'''

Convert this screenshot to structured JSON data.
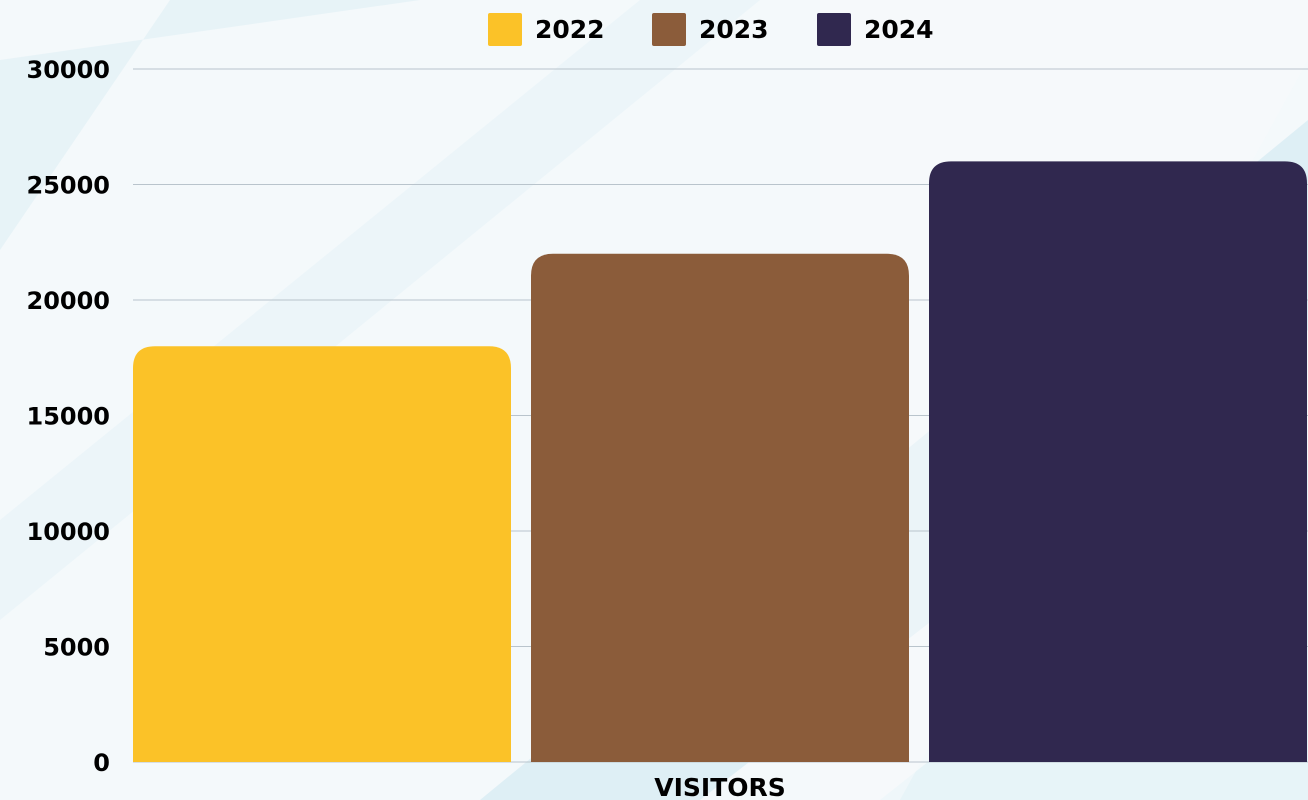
{
  "chart_data": {
    "type": "bar",
    "categories": [
      "VISITORS"
    ],
    "series": [
      {
        "name": "2022",
        "values": [
          18000
        ],
        "color": "#fbc228"
      },
      {
        "name": "2023",
        "values": [
          22000
        ],
        "color": "#8b5c3a"
      },
      {
        "name": "2024",
        "values": [
          26000
        ],
        "color": "#30284f"
      }
    ],
    "title": "",
    "xlabel": "",
    "ylabel": "",
    "ylim": [
      0,
      30000
    ],
    "yticks": [
      "0",
      "5000",
      "10000",
      "15000",
      "20000",
      "25000",
      "30000"
    ],
    "grid": true,
    "legend_position": "top-center"
  }
}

'''

◆ INSTRUCTIONS TO FOLLOW:
Images do not belong in the copy; reproduce all other parts of the records above verbatim.

◆ SOLUTION TO THIS PROBLEM:
Convert this screenshot to structured JSON data.
{
  "chart_data": {
    "type": "bar",
    "categories": [
      "VISITORS"
    ],
    "series": [
      {
        "name": "2022",
        "values": [
          18000
        ],
        "color": "#fbc228"
      },
      {
        "name": "2023",
        "values": [
          22000
        ],
        "color": "#8b5c3a"
      },
      {
        "name": "2024",
        "values": [
          26000
        ],
        "color": "#30284f"
      }
    ],
    "title": "",
    "xlabel": "",
    "ylabel": "",
    "ylim": [
      0,
      30000
    ],
    "yticks": [
      "0",
      "5000",
      "10000",
      "15000",
      "20000",
      "25000",
      "30000"
    ],
    "grid": true,
    "legend_position": "top-center"
  }
}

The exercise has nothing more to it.